Stored items from a collection
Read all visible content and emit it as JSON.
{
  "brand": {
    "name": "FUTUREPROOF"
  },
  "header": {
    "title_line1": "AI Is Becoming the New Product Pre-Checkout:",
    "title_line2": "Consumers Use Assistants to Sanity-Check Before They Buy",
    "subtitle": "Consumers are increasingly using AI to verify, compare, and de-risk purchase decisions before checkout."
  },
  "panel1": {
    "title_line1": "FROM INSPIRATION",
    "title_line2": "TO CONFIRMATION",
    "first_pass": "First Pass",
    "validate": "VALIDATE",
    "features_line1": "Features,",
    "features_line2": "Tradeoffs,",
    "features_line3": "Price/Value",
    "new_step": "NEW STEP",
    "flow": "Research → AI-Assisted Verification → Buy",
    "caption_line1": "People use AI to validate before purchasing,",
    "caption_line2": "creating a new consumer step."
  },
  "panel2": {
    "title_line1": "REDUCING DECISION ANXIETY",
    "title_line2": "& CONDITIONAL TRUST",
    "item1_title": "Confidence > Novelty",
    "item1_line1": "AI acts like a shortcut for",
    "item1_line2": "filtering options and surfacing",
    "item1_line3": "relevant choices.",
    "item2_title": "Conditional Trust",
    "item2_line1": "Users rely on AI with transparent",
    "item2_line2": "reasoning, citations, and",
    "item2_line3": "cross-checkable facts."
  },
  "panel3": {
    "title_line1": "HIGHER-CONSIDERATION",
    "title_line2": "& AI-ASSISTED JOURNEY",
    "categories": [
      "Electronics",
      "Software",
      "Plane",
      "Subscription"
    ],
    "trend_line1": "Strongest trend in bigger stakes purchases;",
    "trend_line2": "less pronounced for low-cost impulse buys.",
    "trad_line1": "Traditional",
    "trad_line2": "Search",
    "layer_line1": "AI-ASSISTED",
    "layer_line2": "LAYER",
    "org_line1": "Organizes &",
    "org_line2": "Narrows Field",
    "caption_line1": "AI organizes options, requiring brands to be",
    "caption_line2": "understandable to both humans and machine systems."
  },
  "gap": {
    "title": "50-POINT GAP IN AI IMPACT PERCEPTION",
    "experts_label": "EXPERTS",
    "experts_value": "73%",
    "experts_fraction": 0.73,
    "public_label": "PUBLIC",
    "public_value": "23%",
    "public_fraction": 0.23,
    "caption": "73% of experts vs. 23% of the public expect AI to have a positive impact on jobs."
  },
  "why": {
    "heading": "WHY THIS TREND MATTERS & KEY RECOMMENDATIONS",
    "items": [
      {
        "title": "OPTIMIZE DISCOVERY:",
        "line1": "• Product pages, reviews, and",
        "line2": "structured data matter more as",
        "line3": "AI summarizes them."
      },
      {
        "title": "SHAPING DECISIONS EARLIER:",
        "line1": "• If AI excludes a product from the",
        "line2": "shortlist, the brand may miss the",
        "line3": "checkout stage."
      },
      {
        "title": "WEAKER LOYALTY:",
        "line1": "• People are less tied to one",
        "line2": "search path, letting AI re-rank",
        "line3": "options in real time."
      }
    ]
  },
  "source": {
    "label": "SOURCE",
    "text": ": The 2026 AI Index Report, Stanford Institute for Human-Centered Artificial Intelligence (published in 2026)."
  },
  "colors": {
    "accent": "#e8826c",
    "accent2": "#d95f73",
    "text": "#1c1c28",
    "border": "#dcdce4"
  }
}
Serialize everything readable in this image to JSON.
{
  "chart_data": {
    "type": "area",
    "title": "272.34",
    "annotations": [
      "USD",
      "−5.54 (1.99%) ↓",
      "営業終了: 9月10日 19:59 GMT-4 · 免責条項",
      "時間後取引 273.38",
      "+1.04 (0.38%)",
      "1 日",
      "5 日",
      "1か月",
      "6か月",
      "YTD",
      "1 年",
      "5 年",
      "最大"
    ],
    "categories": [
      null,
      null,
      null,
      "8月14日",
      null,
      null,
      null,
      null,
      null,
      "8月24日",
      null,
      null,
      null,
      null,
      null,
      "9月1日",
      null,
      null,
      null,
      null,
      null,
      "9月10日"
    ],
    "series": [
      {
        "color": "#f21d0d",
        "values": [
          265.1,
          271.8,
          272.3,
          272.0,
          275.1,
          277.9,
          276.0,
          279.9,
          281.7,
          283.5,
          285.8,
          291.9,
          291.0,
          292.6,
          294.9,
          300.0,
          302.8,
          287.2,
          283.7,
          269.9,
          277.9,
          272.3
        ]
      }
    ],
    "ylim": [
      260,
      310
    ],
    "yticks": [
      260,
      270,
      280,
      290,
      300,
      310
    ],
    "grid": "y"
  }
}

**YOUR OBJECTIVE**
Return exactly the lines of the data, and only those, from the line with "Serialize everything readable" through the last line, inclusive.

**FINISHED EXERCISE**
Serialize everything readable in this image to JSON.
{
  "chart_data": {
    "type": "area",
    "title": "272.34",
    "annotations": [
      "USD",
      "−5.54 (1.99%) ↓",
      "営業終了: 9月10日 19:59 GMT-4 · 免責条項",
      "時間後取引 273.38",
      "+1.04 (0.38%)",
      "1 日",
      "5 日",
      "1か月",
      "6か月",
      "YTD",
      "1 年",
      "5 年",
      "最大"
    ],
    "categories": [
      null,
      null,
      null,
      "8月14日",
      null,
      null,
      null,
      null,
      null,
      "8月24日",
      null,
      null,
      null,
      null,
      null,
      "9月1日",
      null,
      null,
      null,
      null,
      null,
      "9月10日"
    ],
    "series": [
      {
        "color": "#f21d0d",
        "values": [
          265.1,
          271.8,
          272.3,
          272.0,
          275.1,
          277.9,
          276.0,
          279.9,
          281.7,
          283.5,
          285.8,
          291.9,
          291.0,
          292.6,
          294.9,
          300.0,
          302.8,
          287.2,
          283.7,
          269.9,
          277.9,
          272.3
        ]
      }
    ],
    "ylim": [
      260,
      310
    ],
    "yticks": [
      260,
      270,
      280,
      290,
      300,
      310
    ],
    "grid": "y"
  }
}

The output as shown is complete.